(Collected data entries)
=====

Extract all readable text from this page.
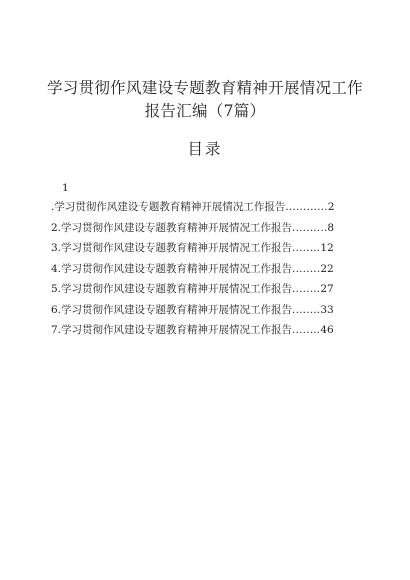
学习贯彻作风建设专题教育精神开展情况工作
报告汇编（7篇）
目录
1
.学习贯彻作风建设专题教育精神开展情况工作报告 ............ 2
2.学习贯彻作风建设专题教育精神开展情况工作报告 .......... 8
3.学习贯彻作风建设专题教育精神开展情况工作报告 ........ 12
4.学习贯彻作风建设专题教育精神开展情况工作报告 ........ 22
5.学习贯彻作风建设专题教育精神开展情况工作报告 ........ 27
6.学习贯彻作风建设专题教育精神开展情况工作报告 ........ 33
7.学习贯彻作风建设专题教育精神开展情况工作报告 ........ 46
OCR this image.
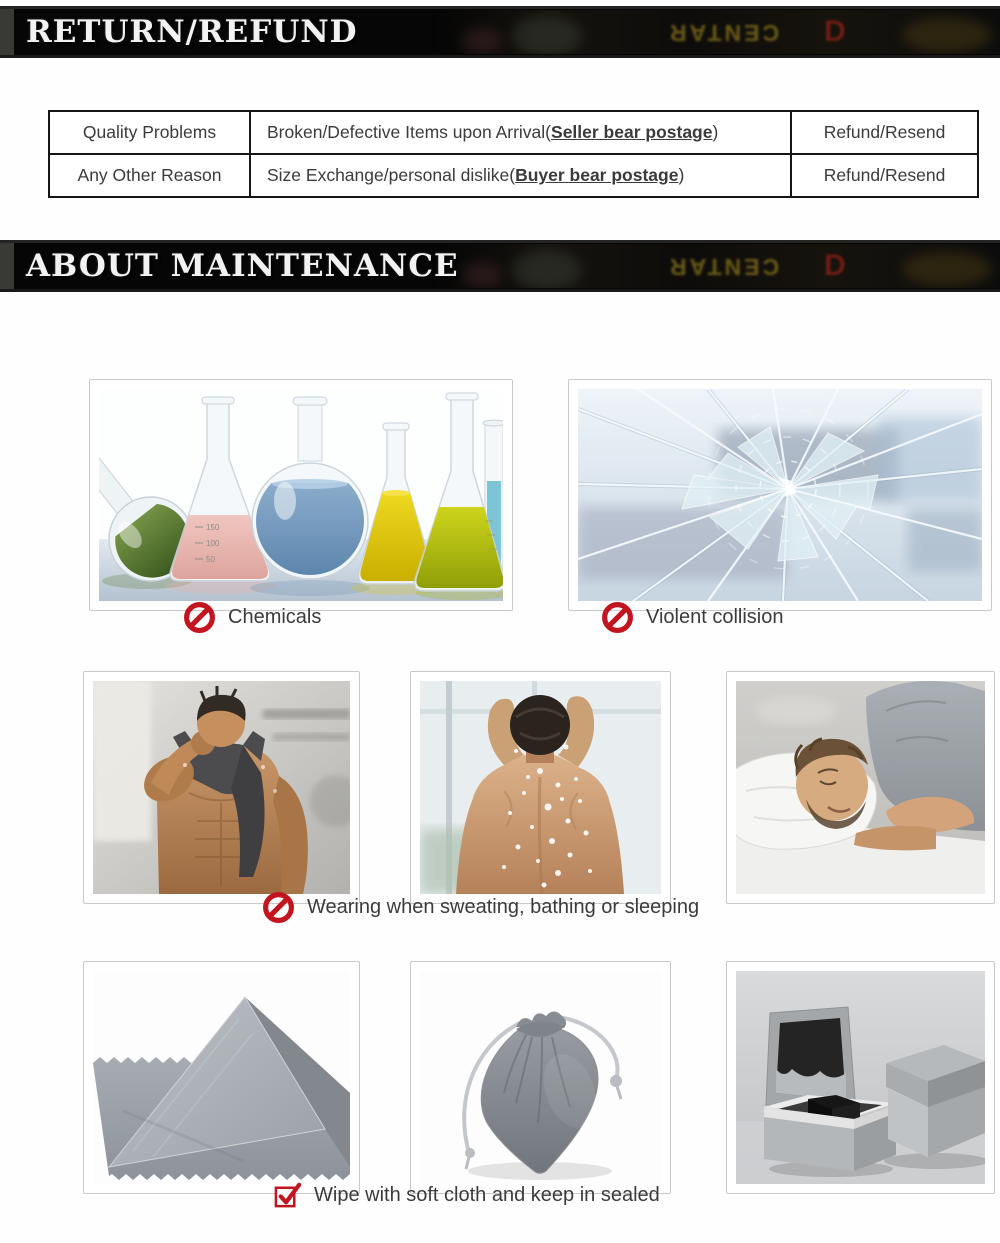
CENTAR D
RETURN/REFUND
Quality Problems	Broken/Defective Items upon Arrival(Seller bear postage)	Refund/Resend
Any Other Reason	Size Exchange/personal dislike(Buyer bear postage)	Refund/Resend
CENTAR D
ABOUT MAINTENANCE
150
100
50
Chemicals	Violent collision
Wearing when sweating, bathing or sleeping
Wipe with soft cloth and keep in sealed
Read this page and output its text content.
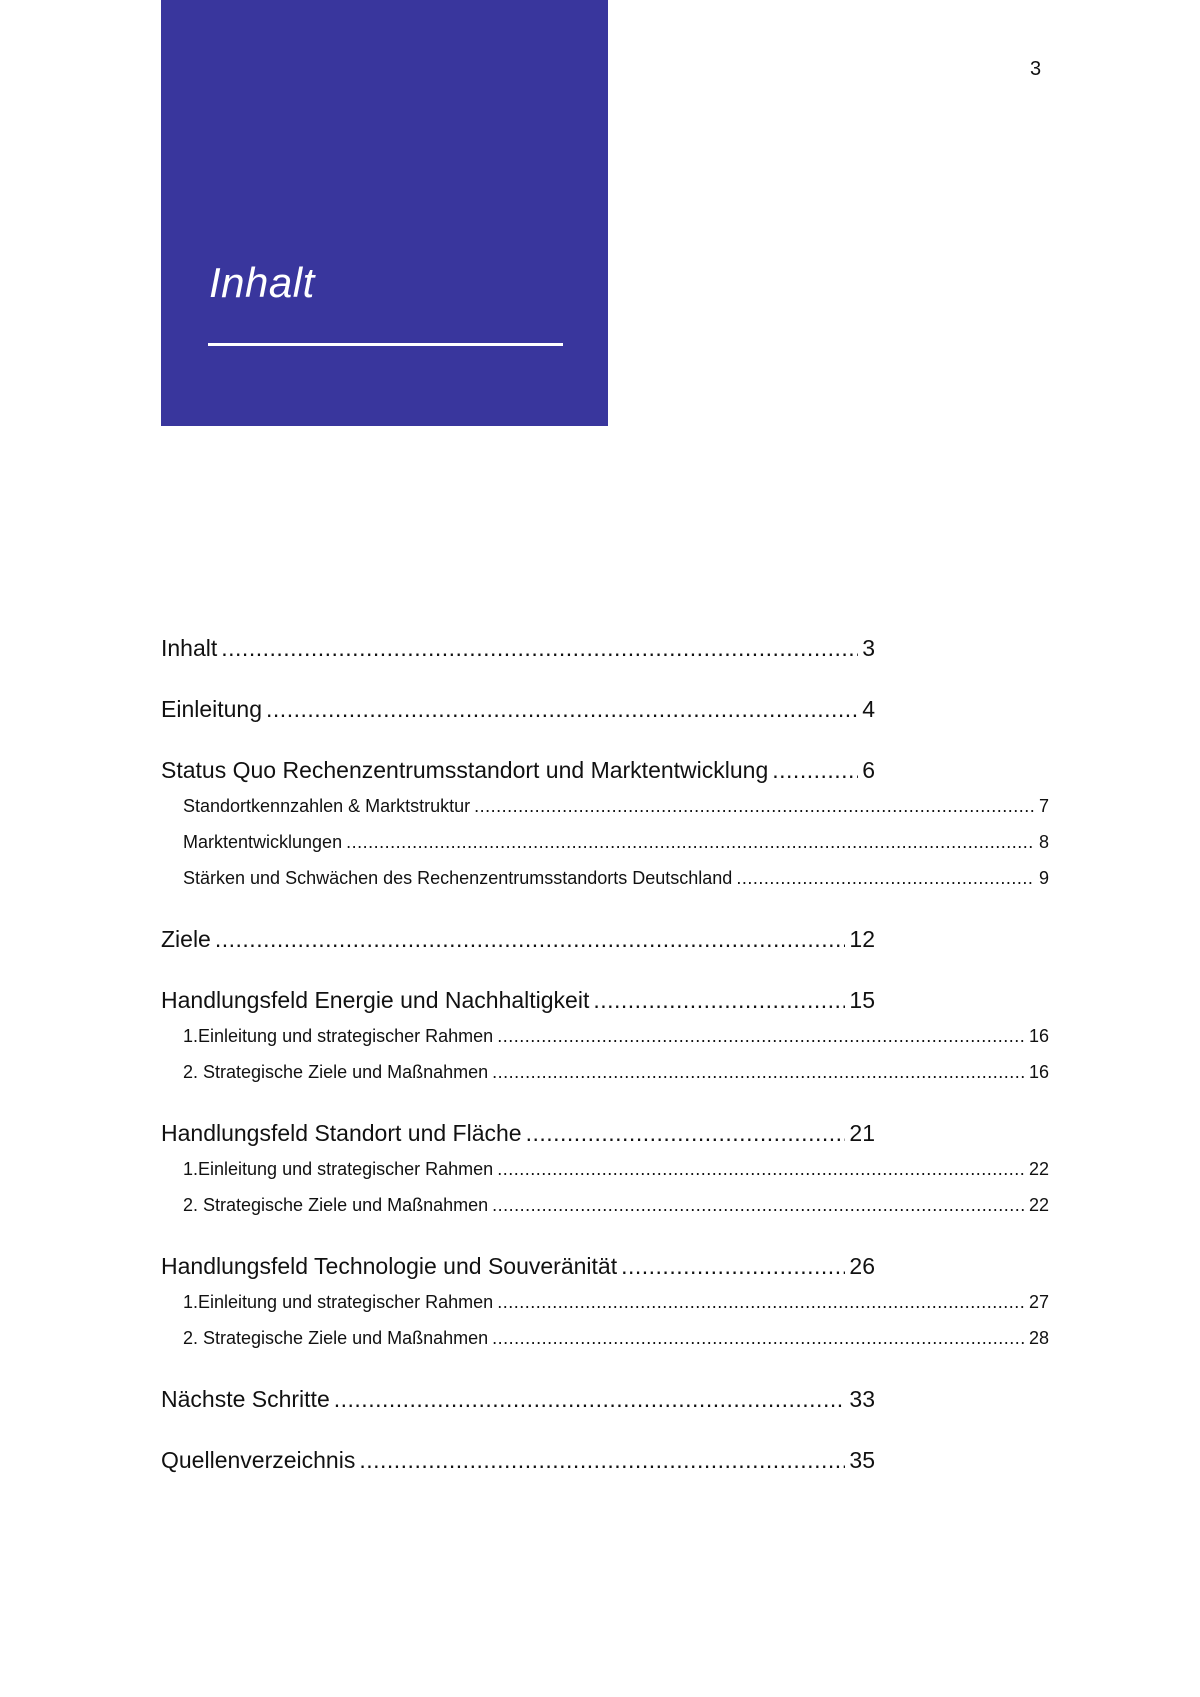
3
Inhalt
Inhalt .....	3
Einleitung .....	4
Status Quo Rechenzentrumsstandort und Marktentwicklung .....	6
Standortkennzahlen & Marktstruktur .....	7
Marktentwicklungen .....	8
Stärken und Schwächen des Rechenzentrumsstandorts Deutschland .....	9
Ziele .....	12
Handlungsfeld Energie und Nachhaltigkeit .....	15
1.Einleitung und strategischer Rahmen .....	16
2. Strategische Ziele und Maßnahmen .....	16
Handlungsfeld Standort und Fläche .....	21
1.Einleitung und strategischer Rahmen .....	22
2. Strategische Ziele und Maßnahmen .....	22
Handlungsfeld Technologie und Souveränität .....	26
1.Einleitung und strategischer Rahmen .....	27
2. Strategische Ziele und Maßnahmen .....	28
Nächste Schritte .....	33
Quellenverzeichnis .....	35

=====

*Aim of the exercise*: Omit the pictures and write out exactly the lines from the one containing "Read this page and output its text content." through the last line of the material.

*Solved exercise*:
Read this page and output its text content.
3
Inhalt
Inhalt .....	3
Einleitung .....	4
Status Quo Rechenzentrumsstandort und Marktentwicklung .....	6
Standortkennzahlen & Marktstruktur .....	7
Marktentwicklungen .....	8
Stärken und Schwächen des Rechenzentrumsstandorts Deutschland .....	9
Ziele .....	12
Handlungsfeld Energie und Nachhaltigkeit .....	15
1.Einleitung und strategischer Rahmen .....	16
2. Strategische Ziele und Maßnahmen .....	16
Handlungsfeld Standort und Fläche .....	21
1.Einleitung und strategischer Rahmen .....	22
2. Strategische Ziele und Maßnahmen .....	22
Handlungsfeld Technologie und Souveränität .....	26
1.Einleitung und strategischer Rahmen .....	27
2. Strategische Ziele und Maßnahmen .....	28
Nächste Schritte .....	33
Quellenverzeichnis .....	35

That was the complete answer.